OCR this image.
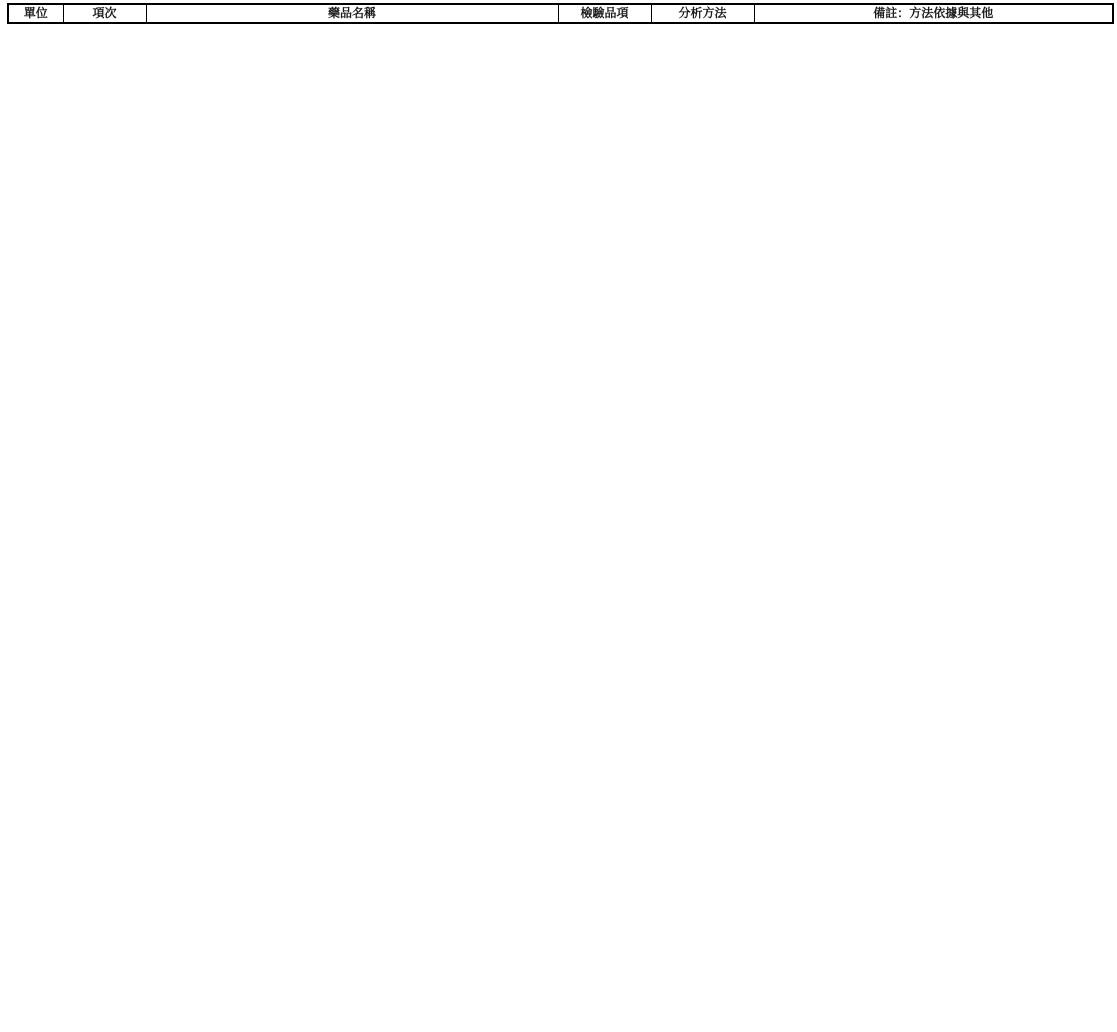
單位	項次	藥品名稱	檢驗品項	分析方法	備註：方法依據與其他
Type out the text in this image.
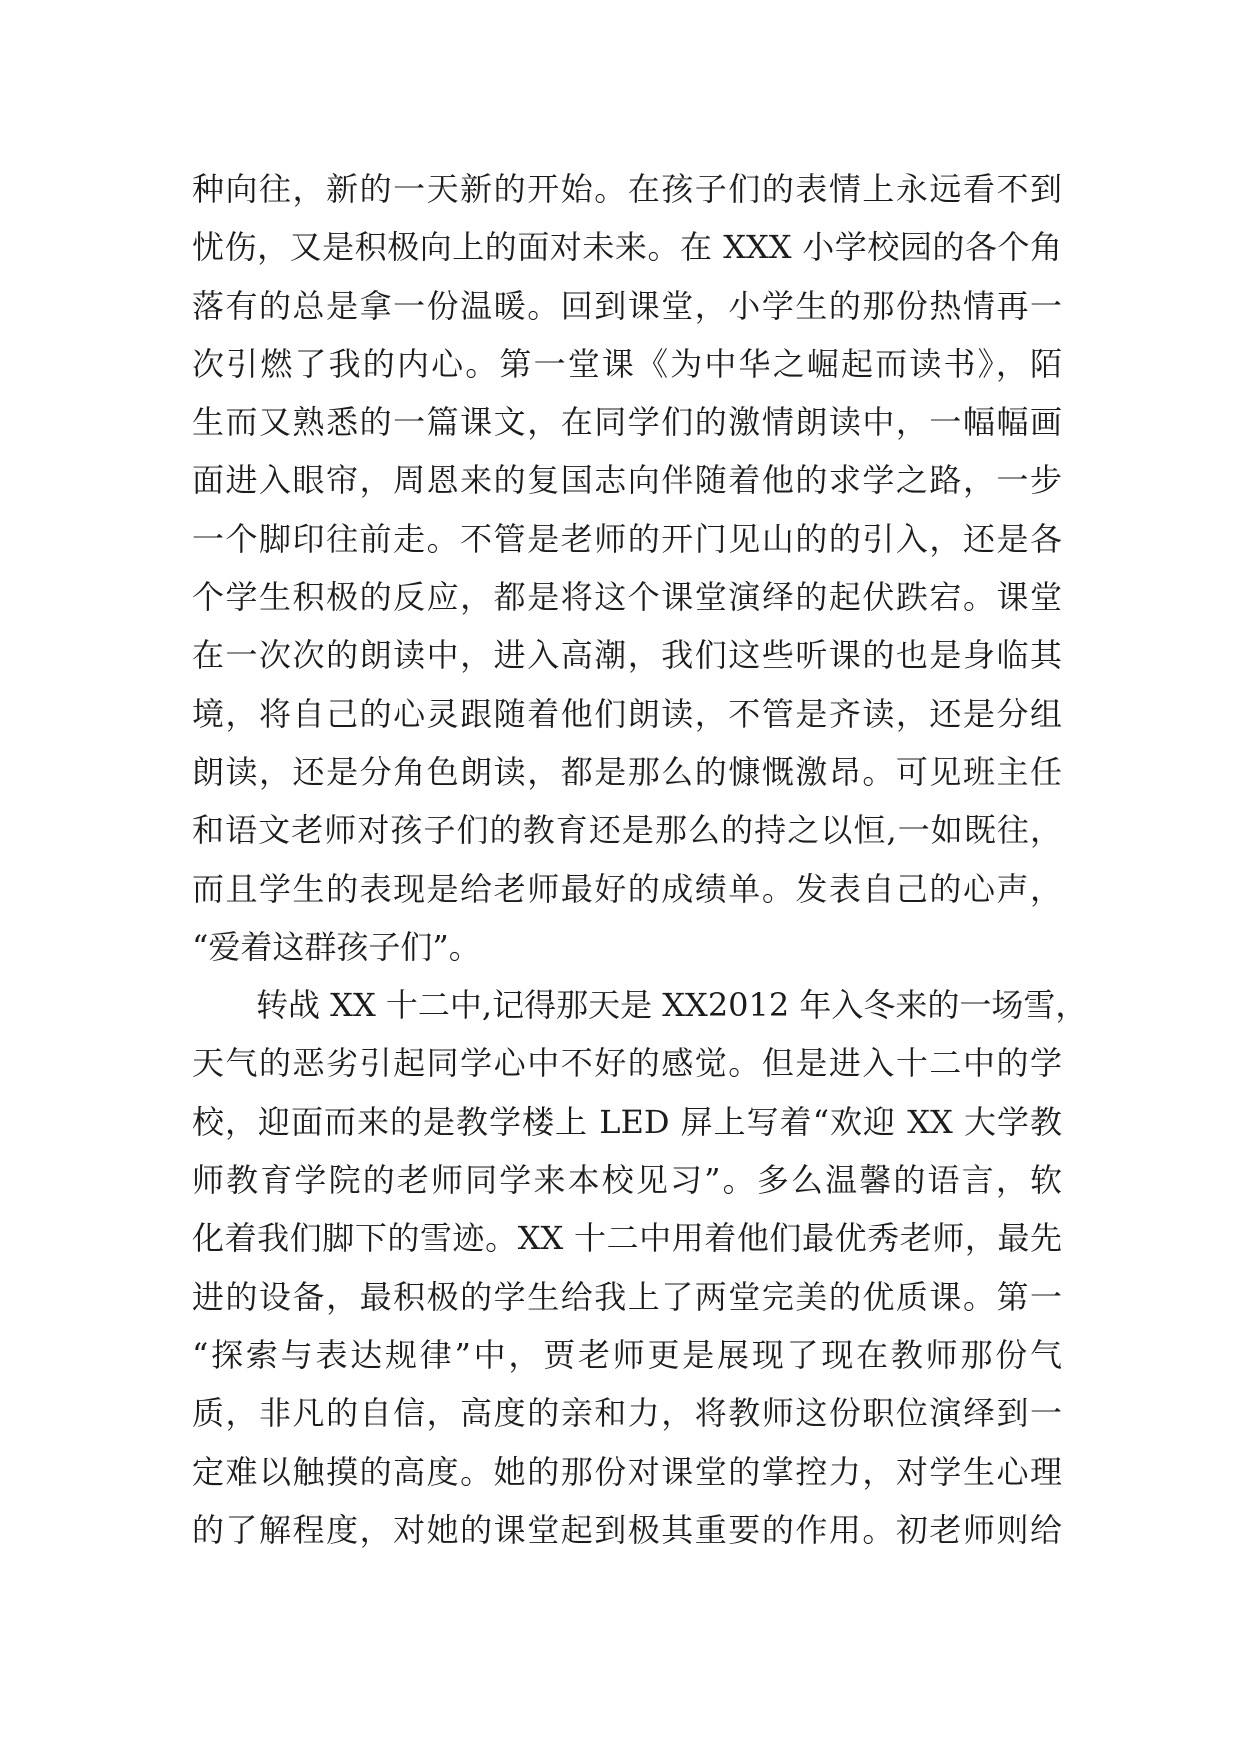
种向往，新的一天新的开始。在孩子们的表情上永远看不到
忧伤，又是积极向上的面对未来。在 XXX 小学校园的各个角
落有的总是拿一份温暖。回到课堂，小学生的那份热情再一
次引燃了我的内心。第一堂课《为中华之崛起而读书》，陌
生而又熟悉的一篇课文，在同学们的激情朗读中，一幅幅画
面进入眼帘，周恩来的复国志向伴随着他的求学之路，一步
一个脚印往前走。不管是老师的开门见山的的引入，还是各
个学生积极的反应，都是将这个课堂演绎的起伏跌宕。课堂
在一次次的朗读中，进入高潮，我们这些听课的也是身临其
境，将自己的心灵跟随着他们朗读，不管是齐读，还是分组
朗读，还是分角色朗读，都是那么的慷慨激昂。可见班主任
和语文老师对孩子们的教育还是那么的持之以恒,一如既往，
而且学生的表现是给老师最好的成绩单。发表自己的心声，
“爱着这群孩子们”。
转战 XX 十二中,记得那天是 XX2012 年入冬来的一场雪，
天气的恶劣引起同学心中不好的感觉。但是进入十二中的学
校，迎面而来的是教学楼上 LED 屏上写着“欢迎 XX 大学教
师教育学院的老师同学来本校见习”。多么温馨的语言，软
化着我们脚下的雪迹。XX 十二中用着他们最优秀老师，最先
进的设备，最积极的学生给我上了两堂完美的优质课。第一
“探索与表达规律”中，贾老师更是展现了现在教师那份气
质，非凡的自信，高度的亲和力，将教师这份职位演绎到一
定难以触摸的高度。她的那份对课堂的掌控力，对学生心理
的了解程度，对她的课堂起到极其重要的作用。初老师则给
#####
» **To be done**
Leave out the pictures and copy everything else in the records word for word.

» **Task answer**
OCR this image.
單位	項次	藥品名稱	檢驗品項	分析方法	備註：方法依據與其他
Type out the text in this image.
种向往，新的一天新的开始。在孩子们的表情上永远看不到
忧伤，又是积极向上的面对未来。在 XXX 小学校园的各个角
落有的总是拿一份温暖。回到课堂，小学生的那份热情再一
次引燃了我的内心。第一堂课《为中华之崛起而读书》，陌
生而又熟悉的一篇课文，在同学们的激情朗读中，一幅幅画
面进入眼帘，周恩来的复国志向伴随着他的求学之路，一步
一个脚印往前走。不管是老师的开门见山的的引入，还是各
个学生积极的反应，都是将这个课堂演绎的起伏跌宕。课堂
在一次次的朗读中，进入高潮，我们这些听课的也是身临其
境，将自己的心灵跟随着他们朗读，不管是齐读，还是分组
朗读，还是分角色朗读，都是那么的慷慨激昂。可见班主任
和语文老师对孩子们的教育还是那么的持之以恒,一如既往，
而且学生的表现是给老师最好的成绩单。发表自己的心声，
“爱着这群孩子们”。
转战 XX 十二中,记得那天是 XX2012 年入冬来的一场雪，
天气的恶劣引起同学心中不好的感觉。但是进入十二中的学
校，迎面而来的是教学楼上 LED 屏上写着“欢迎 XX 大学教
师教育学院的老师同学来本校见习”。多么温馨的语言，软
化着我们脚下的雪迹。XX 十二中用着他们最优秀老师，最先
进的设备，最积极的学生给我上了两堂完美的优质课。第一
“探索与表达规律”中，贾老师更是展现了现在教师那份气
质，非凡的自信，高度的亲和力，将教师这份职位演绎到一
定难以触摸的高度。她的那份对课堂的掌控力，对学生心理
的了解程度，对她的课堂起到极其重要的作用。初老师则给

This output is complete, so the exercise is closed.